Repeat the data verbatim.

--- Records supplied ---

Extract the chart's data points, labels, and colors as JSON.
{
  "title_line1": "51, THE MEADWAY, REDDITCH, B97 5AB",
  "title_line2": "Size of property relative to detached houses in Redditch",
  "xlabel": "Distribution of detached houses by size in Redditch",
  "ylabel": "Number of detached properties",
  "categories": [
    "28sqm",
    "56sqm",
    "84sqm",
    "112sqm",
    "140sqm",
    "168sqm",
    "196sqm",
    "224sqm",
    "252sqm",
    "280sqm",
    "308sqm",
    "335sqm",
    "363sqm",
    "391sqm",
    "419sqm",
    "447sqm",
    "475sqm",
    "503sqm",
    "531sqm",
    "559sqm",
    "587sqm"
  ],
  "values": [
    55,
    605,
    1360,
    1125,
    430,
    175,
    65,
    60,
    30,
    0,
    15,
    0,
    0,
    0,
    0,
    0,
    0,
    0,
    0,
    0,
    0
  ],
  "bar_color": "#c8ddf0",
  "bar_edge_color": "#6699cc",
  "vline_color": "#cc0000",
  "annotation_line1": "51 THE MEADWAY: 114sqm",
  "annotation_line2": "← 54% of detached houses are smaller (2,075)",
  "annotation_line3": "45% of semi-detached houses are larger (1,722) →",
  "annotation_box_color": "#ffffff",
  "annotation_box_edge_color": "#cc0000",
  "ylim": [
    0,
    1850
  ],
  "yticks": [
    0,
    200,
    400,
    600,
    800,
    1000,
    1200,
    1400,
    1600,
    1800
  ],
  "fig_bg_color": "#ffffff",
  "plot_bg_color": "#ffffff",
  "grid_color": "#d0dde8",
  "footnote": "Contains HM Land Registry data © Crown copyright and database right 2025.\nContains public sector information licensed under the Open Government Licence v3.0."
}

---

Exercise answer
Extract the chart's data points, labels, and colors as JSON.
{
  "title_line1": "51, THE MEADWAY, REDDITCH, B97 5AB",
  "title_line2": "Size of property relative to detached houses in Redditch",
  "xlabel": "Distribution of detached houses by size in Redditch",
  "ylabel": "Number of detached properties",
  "categories": [
    "28sqm",
    "56sqm",
    "84sqm",
    "112sqm",
    "140sqm",
    "168sqm",
    "196sqm",
    "224sqm",
    "252sqm",
    "280sqm",
    "308sqm",
    "335sqm",
    "363sqm",
    "391sqm",
    "419sqm",
    "447sqm",
    "475sqm",
    "503sqm",
    "531sqm",
    "559sqm",
    "587sqm"
  ],
  "values": [
    55,
    605,
    1360,
    1125,
    430,
    175,
    65,
    60,
    30,
    0,
    15,
    0,
    0,
    0,
    0,
    0,
    0,
    0,
    0,
    0,
    0
  ],
  "bar_color": "#c8ddf0",
  "bar_edge_color": "#6699cc",
  "vline_color": "#cc0000",
  "annotation_line1": "51 THE MEADWAY: 114sqm",
  "annotation_line2": "← 54% of detached houses are smaller (2,075)",
  "annotation_line3": "45% of semi-detached houses are larger (1,722) →",
  "annotation_box_color": "#ffffff",
  "annotation_box_edge_color": "#cc0000",
  "ylim": [
    0,
    1850
  ],
  "yticks": [
    0,
    200,
    400,
    600,
    800,
    1000,
    1200,
    1400,
    1600,
    1800
  ],
  "fig_bg_color": "#ffffff",
  "plot_bg_color": "#ffffff",
  "grid_color": "#d0dde8",
  "footnote": "Contains HM Land Registry data © Crown copyright and database right 2025.\nContains public sector information licensed under the Open Government Licence v3.0."
}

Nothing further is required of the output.